INFORMATION SHOWN:

--------------------

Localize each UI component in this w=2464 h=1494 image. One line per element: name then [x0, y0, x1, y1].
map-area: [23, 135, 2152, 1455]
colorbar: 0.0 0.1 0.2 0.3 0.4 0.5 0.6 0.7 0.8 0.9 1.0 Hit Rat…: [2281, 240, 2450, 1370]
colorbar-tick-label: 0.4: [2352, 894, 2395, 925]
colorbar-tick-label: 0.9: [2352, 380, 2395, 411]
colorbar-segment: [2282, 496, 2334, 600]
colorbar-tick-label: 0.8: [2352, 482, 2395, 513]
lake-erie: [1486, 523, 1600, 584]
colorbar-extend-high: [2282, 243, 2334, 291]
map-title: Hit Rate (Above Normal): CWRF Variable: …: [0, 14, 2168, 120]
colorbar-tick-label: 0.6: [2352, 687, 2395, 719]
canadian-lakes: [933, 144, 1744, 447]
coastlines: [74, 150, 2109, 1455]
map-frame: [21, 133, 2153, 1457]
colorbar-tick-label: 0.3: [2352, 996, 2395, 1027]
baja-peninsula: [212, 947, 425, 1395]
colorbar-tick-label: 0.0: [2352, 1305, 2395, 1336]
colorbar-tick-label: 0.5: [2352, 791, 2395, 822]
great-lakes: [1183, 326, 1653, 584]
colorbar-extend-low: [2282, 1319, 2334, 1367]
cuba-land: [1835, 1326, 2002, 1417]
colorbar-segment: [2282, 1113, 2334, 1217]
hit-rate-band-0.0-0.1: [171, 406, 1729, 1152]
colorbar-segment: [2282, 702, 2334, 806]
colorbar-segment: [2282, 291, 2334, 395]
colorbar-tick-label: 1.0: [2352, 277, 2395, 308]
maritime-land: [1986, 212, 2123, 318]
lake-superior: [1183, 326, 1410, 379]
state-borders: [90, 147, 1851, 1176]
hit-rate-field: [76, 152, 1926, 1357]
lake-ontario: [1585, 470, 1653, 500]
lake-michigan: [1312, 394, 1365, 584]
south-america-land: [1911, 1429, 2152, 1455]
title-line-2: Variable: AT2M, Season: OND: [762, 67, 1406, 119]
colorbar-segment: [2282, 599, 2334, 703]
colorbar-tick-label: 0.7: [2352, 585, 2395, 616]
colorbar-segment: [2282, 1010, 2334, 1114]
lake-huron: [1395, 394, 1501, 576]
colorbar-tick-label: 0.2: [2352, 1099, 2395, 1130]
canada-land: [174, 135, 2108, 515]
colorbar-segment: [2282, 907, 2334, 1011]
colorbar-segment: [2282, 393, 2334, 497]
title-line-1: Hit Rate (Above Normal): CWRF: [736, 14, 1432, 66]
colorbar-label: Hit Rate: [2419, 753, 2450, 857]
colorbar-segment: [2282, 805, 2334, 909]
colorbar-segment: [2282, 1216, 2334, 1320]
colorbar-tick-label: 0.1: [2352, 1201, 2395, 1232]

--------------------

SHORT EXERCISE: Please reproduce the rows above with every "colorbar-segment" replaced by "legend-segment", changing nothing else.

PROBLEM SOLUTION:
Localize each UI component in this w=2464 h=1494 image. One line per element: name then [x0, y0, x1, y1].
map-area: [23, 135, 2152, 1455]
colorbar: 0.0 0.1 0.2 0.3 0.4 0.5 0.6 0.7 0.8 0.9 1.0 Hit Rat…: [2281, 240, 2450, 1370]
colorbar-tick-label: 0.4: [2352, 894, 2395, 925]
colorbar-tick-label: 0.9: [2352, 380, 2395, 411]
legend-segment: [2282, 496, 2334, 600]
colorbar-tick-label: 0.8: [2352, 482, 2395, 513]
lake-erie: [1486, 523, 1600, 584]
colorbar-extend-high: [2282, 243, 2334, 291]
map-title: Hit Rate (Above Normal): CWRF Variable: …: [0, 14, 2168, 120]
colorbar-tick-label: 0.6: [2352, 687, 2395, 719]
canadian-lakes: [933, 144, 1744, 447]
coastlines: [74, 150, 2109, 1455]
map-frame: [21, 133, 2153, 1457]
colorbar-tick-label: 0.3: [2352, 996, 2395, 1027]
baja-peninsula: [212, 947, 425, 1395]
colorbar-tick-label: 0.0: [2352, 1305, 2395, 1336]
colorbar-tick-label: 0.5: [2352, 791, 2395, 822]
great-lakes: [1183, 326, 1653, 584]
colorbar-extend-low: [2282, 1319, 2334, 1367]
cuba-land: [1835, 1326, 2002, 1417]
legend-segment: [2282, 1113, 2334, 1217]
hit-rate-band-0.0-0.1: [171, 406, 1729, 1152]
legend-segment: [2282, 702, 2334, 806]
legend-segment: [2282, 291, 2334, 395]
colorbar-tick-label: 1.0: [2352, 277, 2395, 308]
maritime-land: [1986, 212, 2123, 318]
lake-superior: [1183, 326, 1410, 379]
state-borders: [90, 147, 1851, 1176]
hit-rate-field: [76, 152, 1926, 1357]
lake-ontario: [1585, 470, 1653, 500]
lake-michigan: [1312, 394, 1365, 584]
south-america-land: [1911, 1429, 2152, 1455]
title-line-2: Variable: AT2M, Season: OND: [762, 67, 1406, 119]
legend-segment: [2282, 599, 2334, 703]
colorbar-tick-label: 0.7: [2352, 585, 2395, 616]
legend-segment: [2282, 1010, 2334, 1114]
lake-huron: [1395, 394, 1501, 576]
colorbar-tick-label: 0.2: [2352, 1099, 2395, 1130]
canada-land: [174, 135, 2108, 515]
legend-segment: [2282, 907, 2334, 1011]
legend-segment: [2282, 393, 2334, 497]
title-line-1: Hit Rate (Above Normal): CWRF: [736, 14, 1432, 66]
colorbar-label: Hit Rate: [2419, 753, 2450, 857]
legend-segment: [2282, 805, 2334, 909]
legend-segment: [2282, 1216, 2334, 1320]
colorbar-tick-label: 0.1: [2352, 1201, 2395, 1232]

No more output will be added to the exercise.